> **Entries shown**
- - - - - - -

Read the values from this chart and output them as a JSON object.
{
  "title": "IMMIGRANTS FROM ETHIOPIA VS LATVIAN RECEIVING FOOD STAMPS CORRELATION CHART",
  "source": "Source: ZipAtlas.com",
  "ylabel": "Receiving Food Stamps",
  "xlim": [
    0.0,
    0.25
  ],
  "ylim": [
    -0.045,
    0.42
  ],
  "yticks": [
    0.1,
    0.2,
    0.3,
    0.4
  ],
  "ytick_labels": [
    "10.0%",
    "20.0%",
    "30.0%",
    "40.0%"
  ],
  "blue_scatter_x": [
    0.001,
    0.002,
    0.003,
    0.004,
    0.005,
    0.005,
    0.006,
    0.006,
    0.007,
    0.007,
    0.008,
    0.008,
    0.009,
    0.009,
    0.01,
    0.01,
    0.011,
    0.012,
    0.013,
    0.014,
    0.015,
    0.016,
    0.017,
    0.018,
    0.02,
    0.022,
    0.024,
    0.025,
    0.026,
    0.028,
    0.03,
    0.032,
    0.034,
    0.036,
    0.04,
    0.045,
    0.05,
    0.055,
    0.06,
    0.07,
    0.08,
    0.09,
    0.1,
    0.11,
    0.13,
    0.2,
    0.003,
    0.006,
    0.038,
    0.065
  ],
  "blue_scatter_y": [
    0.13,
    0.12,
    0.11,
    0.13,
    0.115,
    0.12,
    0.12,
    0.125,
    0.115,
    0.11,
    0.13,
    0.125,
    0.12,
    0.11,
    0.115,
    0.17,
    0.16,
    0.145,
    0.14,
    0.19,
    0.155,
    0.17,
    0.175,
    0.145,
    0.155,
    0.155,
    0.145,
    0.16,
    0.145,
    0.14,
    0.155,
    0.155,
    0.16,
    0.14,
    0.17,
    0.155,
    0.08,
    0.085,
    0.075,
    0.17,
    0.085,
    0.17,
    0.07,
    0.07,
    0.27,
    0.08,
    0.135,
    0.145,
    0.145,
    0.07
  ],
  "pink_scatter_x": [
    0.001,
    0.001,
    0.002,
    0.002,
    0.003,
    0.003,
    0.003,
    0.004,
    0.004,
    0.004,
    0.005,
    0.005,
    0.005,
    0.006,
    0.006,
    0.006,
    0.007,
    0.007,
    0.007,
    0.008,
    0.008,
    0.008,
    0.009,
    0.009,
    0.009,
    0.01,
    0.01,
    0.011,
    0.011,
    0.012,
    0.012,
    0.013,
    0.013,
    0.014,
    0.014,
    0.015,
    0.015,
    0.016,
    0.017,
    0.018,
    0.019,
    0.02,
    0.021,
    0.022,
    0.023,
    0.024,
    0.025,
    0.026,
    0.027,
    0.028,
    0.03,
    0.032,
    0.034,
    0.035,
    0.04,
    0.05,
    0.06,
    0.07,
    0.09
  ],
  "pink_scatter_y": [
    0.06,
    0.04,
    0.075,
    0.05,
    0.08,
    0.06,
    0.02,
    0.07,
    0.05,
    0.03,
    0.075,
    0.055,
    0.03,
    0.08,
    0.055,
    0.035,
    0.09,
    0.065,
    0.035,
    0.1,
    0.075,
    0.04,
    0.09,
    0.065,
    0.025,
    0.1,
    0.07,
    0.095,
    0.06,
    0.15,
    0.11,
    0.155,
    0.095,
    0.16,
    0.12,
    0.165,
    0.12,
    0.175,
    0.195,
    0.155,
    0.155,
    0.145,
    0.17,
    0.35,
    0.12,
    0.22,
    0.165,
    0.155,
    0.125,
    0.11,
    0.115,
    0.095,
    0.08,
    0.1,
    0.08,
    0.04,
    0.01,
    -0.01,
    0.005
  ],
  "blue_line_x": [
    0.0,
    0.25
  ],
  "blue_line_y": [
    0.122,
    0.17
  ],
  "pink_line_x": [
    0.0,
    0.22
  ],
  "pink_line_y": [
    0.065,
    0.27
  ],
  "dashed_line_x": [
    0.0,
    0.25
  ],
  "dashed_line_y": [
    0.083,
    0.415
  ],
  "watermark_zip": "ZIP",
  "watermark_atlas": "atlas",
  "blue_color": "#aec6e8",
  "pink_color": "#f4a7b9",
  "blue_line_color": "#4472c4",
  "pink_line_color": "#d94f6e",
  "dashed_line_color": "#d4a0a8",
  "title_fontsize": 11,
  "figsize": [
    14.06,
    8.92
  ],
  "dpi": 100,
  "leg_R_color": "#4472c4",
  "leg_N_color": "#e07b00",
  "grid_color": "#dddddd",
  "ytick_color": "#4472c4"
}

- - - - - - -

> **Set task**
Restate every record exactly, leaving nothing out.

> **Exercise response**
Read the values from this chart and output them as a JSON object.
{
  "title": "IMMIGRANTS FROM ETHIOPIA VS LATVIAN RECEIVING FOOD STAMPS CORRELATION CHART",
  "source": "Source: ZipAtlas.com",
  "ylabel": "Receiving Food Stamps",
  "xlim": [
    0.0,
    0.25
  ],
  "ylim": [
    -0.045,
    0.42
  ],
  "yticks": [
    0.1,
    0.2,
    0.3,
    0.4
  ],
  "ytick_labels": [
    "10.0%",
    "20.0%",
    "30.0%",
    "40.0%"
  ],
  "blue_scatter_x": [
    0.001,
    0.002,
    0.003,
    0.004,
    0.005,
    0.005,
    0.006,
    0.006,
    0.007,
    0.007,
    0.008,
    0.008,
    0.009,
    0.009,
    0.01,
    0.01,
    0.011,
    0.012,
    0.013,
    0.014,
    0.015,
    0.016,
    0.017,
    0.018,
    0.02,
    0.022,
    0.024,
    0.025,
    0.026,
    0.028,
    0.03,
    0.032,
    0.034,
    0.036,
    0.04,
    0.045,
    0.05,
    0.055,
    0.06,
    0.07,
    0.08,
    0.09,
    0.1,
    0.11,
    0.13,
    0.2,
    0.003,
    0.006,
    0.038,
    0.065
  ],
  "blue_scatter_y": [
    0.13,
    0.12,
    0.11,
    0.13,
    0.115,
    0.12,
    0.12,
    0.125,
    0.115,
    0.11,
    0.13,
    0.125,
    0.12,
    0.11,
    0.115,
    0.17,
    0.16,
    0.145,
    0.14,
    0.19,
    0.155,
    0.17,
    0.175,
    0.145,
    0.155,
    0.155,
    0.145,
    0.16,
    0.145,
    0.14,
    0.155,
    0.155,
    0.16,
    0.14,
    0.17,
    0.155,
    0.08,
    0.085,
    0.075,
    0.17,
    0.085,
    0.17,
    0.07,
    0.07,
    0.27,
    0.08,
    0.135,
    0.145,
    0.145,
    0.07
  ],
  "pink_scatter_x": [
    0.001,
    0.001,
    0.002,
    0.002,
    0.003,
    0.003,
    0.003,
    0.004,
    0.004,
    0.004,
    0.005,
    0.005,
    0.005,
    0.006,
    0.006,
    0.006,
    0.007,
    0.007,
    0.007,
    0.008,
    0.008,
    0.008,
    0.009,
    0.009,
    0.009,
    0.01,
    0.01,
    0.011,
    0.011,
    0.012,
    0.012,
    0.013,
    0.013,
    0.014,
    0.014,
    0.015,
    0.015,
    0.016,
    0.017,
    0.018,
    0.019,
    0.02,
    0.021,
    0.022,
    0.023,
    0.024,
    0.025,
    0.026,
    0.027,
    0.028,
    0.03,
    0.032,
    0.034,
    0.035,
    0.04,
    0.05,
    0.06,
    0.07,
    0.09
  ],
  "pink_scatter_y": [
    0.06,
    0.04,
    0.075,
    0.05,
    0.08,
    0.06,
    0.02,
    0.07,
    0.05,
    0.03,
    0.075,
    0.055,
    0.03,
    0.08,
    0.055,
    0.035,
    0.09,
    0.065,
    0.035,
    0.1,
    0.075,
    0.04,
    0.09,
    0.065,
    0.025,
    0.1,
    0.07,
    0.095,
    0.06,
    0.15,
    0.11,
    0.155,
    0.095,
    0.16,
    0.12,
    0.165,
    0.12,
    0.175,
    0.195,
    0.155,
    0.155,
    0.145,
    0.17,
    0.35,
    0.12,
    0.22,
    0.165,
    0.155,
    0.125,
    0.11,
    0.115,
    0.095,
    0.08,
    0.1,
    0.08,
    0.04,
    0.01,
    -0.01,
    0.005
  ],
  "blue_line_x": [
    0.0,
    0.25
  ],
  "blue_line_y": [
    0.122,
    0.17
  ],
  "pink_line_x": [
    0.0,
    0.22
  ],
  "pink_line_y": [
    0.065,
    0.27
  ],
  "dashed_line_x": [
    0.0,
    0.25
  ],
  "dashed_line_y": [
    0.083,
    0.415
  ],
  "watermark_zip": "ZIP",
  "watermark_atlas": "atlas",
  "blue_color": "#aec6e8",
  "pink_color": "#f4a7b9",
  "blue_line_color": "#4472c4",
  "pink_line_color": "#d94f6e",
  "dashed_line_color": "#d4a0a8",
  "title_fontsize": 11,
  "figsize": [
    14.06,
    8.92
  ],
  "dpi": 100,
  "leg_R_color": "#4472c4",
  "leg_N_color": "#e07b00",
  "grid_color": "#dddddd",
  "ytick_color": "#4472c4"
}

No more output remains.